# EXERCISE GOAL
Retype the entries word for word, starting with their first line and going on through the line that contains "text-line: diffraction <box>15 669".

# DATA SUPPLIED
▬▬▬▬▬▬▬▬▬▬

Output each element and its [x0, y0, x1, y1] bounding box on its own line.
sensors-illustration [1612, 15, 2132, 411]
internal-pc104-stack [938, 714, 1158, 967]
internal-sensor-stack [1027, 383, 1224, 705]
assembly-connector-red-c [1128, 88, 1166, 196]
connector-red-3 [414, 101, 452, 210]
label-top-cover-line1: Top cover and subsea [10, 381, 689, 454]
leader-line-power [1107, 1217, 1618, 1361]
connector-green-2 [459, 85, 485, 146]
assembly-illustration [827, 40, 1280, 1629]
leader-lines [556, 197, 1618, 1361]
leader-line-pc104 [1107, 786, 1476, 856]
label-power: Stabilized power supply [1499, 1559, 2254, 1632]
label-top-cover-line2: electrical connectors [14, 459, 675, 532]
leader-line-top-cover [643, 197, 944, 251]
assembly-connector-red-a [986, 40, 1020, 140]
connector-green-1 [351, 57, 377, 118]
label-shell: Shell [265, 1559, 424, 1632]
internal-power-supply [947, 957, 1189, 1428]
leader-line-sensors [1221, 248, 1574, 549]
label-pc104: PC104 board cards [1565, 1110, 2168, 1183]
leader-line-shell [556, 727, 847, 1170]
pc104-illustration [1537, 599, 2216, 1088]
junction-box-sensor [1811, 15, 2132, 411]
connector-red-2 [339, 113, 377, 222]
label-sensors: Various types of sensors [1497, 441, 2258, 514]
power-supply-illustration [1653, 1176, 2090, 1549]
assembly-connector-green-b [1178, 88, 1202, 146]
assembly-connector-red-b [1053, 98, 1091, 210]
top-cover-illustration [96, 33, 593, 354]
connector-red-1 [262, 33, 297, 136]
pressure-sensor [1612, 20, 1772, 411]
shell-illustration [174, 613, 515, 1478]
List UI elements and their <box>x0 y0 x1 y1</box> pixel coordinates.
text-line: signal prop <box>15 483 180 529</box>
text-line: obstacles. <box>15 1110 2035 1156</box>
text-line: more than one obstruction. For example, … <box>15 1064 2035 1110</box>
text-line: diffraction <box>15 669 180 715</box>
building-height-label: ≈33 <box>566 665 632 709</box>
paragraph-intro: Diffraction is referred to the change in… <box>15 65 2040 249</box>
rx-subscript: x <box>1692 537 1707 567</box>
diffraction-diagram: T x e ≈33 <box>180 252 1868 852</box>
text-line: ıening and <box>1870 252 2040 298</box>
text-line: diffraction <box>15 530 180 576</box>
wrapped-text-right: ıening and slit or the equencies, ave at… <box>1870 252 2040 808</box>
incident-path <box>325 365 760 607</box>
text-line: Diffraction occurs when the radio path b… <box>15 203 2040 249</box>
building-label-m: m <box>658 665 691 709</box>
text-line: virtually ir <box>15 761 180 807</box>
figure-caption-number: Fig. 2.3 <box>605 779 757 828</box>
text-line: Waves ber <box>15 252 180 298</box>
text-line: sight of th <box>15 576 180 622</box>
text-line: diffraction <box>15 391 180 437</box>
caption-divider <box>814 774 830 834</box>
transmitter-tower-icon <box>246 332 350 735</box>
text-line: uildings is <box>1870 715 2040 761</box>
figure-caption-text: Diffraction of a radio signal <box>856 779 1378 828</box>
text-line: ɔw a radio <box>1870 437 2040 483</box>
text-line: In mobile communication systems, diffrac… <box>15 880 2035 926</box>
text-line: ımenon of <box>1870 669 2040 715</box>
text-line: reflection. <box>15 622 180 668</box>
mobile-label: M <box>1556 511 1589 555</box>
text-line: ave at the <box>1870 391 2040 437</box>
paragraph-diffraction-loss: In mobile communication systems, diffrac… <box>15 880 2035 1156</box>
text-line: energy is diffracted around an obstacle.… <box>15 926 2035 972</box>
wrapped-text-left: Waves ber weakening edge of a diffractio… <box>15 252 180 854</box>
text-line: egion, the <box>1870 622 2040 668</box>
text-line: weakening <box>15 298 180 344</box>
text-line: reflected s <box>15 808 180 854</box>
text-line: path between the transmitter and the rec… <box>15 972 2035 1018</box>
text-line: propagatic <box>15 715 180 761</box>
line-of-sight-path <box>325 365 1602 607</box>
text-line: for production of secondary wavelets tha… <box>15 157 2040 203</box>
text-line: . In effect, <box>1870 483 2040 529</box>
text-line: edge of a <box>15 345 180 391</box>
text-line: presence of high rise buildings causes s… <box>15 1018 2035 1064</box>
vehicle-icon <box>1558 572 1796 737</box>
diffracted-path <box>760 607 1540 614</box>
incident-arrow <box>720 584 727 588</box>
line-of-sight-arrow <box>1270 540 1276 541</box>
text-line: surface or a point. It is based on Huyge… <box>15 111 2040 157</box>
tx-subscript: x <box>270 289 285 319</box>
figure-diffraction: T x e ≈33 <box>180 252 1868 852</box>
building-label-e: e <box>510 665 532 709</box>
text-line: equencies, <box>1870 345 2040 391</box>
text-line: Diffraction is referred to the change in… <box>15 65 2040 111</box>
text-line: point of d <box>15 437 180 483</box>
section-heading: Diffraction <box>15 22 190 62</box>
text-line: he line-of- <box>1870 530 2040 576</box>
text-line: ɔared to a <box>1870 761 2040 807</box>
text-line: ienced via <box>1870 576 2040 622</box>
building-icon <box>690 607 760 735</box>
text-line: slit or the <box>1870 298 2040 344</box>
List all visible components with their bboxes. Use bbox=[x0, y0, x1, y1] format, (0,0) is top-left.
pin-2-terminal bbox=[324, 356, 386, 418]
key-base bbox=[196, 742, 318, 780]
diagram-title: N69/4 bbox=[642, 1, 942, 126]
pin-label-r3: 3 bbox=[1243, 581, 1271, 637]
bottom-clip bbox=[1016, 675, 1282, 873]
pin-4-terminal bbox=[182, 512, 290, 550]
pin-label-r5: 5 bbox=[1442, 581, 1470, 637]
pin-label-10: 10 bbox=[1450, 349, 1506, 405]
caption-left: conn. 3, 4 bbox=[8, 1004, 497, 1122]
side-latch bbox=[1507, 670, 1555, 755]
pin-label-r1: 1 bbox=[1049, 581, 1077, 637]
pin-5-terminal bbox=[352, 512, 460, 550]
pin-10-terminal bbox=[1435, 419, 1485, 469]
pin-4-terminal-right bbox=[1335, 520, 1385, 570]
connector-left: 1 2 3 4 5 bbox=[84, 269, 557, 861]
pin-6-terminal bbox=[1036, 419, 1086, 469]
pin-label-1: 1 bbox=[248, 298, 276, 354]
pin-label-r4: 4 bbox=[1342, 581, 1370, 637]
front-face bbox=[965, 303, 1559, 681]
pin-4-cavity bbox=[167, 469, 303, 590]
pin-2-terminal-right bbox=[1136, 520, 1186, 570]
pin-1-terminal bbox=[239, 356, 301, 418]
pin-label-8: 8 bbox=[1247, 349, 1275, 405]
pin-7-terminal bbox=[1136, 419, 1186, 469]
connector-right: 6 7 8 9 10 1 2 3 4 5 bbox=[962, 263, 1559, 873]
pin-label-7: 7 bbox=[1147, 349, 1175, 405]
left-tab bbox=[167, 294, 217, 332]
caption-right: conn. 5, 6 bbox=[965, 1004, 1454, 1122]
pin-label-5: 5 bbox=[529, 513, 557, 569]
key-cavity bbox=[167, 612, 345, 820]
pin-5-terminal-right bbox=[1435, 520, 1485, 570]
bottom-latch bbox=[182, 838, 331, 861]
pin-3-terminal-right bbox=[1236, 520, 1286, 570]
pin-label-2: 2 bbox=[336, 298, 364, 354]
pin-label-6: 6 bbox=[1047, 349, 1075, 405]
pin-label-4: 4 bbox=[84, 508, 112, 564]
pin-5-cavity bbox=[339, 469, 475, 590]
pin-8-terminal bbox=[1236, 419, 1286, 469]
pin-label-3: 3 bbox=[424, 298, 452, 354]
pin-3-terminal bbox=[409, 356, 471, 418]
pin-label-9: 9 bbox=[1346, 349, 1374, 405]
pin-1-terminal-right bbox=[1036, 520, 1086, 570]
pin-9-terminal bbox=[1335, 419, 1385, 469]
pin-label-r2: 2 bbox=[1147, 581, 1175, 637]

▬▬▬▬▬▬▬▬▬▬

# TASK RESULT
Output each element and its [x0, y0, x1, y1] bounding box on its own line.
sensors-illustration [1612, 15, 2132, 411]
internal-pc104-stack [938, 714, 1158, 967]
internal-sensor-stack [1027, 383, 1224, 705]
assembly-connector-red-c [1128, 88, 1166, 196]
connector-red-3 [414, 101, 452, 210]
label-top-cover-line1: Top cover and subsea [10, 381, 689, 454]
leader-line-power [1107, 1217, 1618, 1361]
connector-green-2 [459, 85, 485, 146]
assembly-illustration [827, 40, 1280, 1629]
leader-lines [556, 197, 1618, 1361]
leader-line-pc104 [1107, 786, 1476, 856]
label-power: Stabilized power supply [1499, 1559, 2254, 1632]
label-top-cover-line2: electrical connectors [14, 459, 675, 532]
leader-line-top-cover [643, 197, 944, 251]
assembly-connector-red-a [986, 40, 1020, 140]
connector-green-1 [351, 57, 377, 118]
label-shell: Shell [265, 1559, 424, 1632]
internal-power-supply [947, 957, 1189, 1428]
leader-line-sensors [1221, 248, 1574, 549]
label-pc104: PC104 board cards [1565, 1110, 2168, 1183]
leader-line-shell [556, 727, 847, 1170]
pc104-illustration [1537, 599, 2216, 1088]
junction-box-sensor [1811, 15, 2132, 411]
connector-red-2 [339, 113, 377, 222]
label-sensors: Various types of sensors [1497, 441, 2258, 514]
power-supply-illustration [1653, 1176, 2090, 1549]
assembly-connector-green-b [1178, 88, 1202, 146]
assembly-connector-red-b [1053, 98, 1091, 210]
top-cover-illustration [96, 33, 593, 354]
connector-red-1 [262, 33, 297, 136]
pressure-sensor [1612, 20, 1772, 411]
shell-illustration [174, 613, 515, 1478]
List UI elements and their <box>x0 y0 x1 y1</box> pixel coordinates.
text-line: signal prop <box>15 483 180 529</box>
text-line: obstacles. <box>15 1110 2035 1156</box>
text-line: more than one obstruction. For example, … <box>15 1064 2035 1110</box>
text-line: diffraction <box>15 669 180 715</box>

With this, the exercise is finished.